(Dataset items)
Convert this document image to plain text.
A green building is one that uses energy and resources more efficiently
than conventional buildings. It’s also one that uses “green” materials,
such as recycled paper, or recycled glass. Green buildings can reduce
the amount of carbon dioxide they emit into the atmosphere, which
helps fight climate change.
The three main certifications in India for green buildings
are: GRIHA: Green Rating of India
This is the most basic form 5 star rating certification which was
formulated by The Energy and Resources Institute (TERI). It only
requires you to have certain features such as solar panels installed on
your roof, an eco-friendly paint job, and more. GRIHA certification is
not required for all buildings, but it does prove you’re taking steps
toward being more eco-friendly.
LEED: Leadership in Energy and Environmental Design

» Task details
From the entries, copy out each line containing the word "friendly".

» Output of the task
your roof, an eco-friendly paint job, and more. GRIHA certification is
toward being more eco-friendly.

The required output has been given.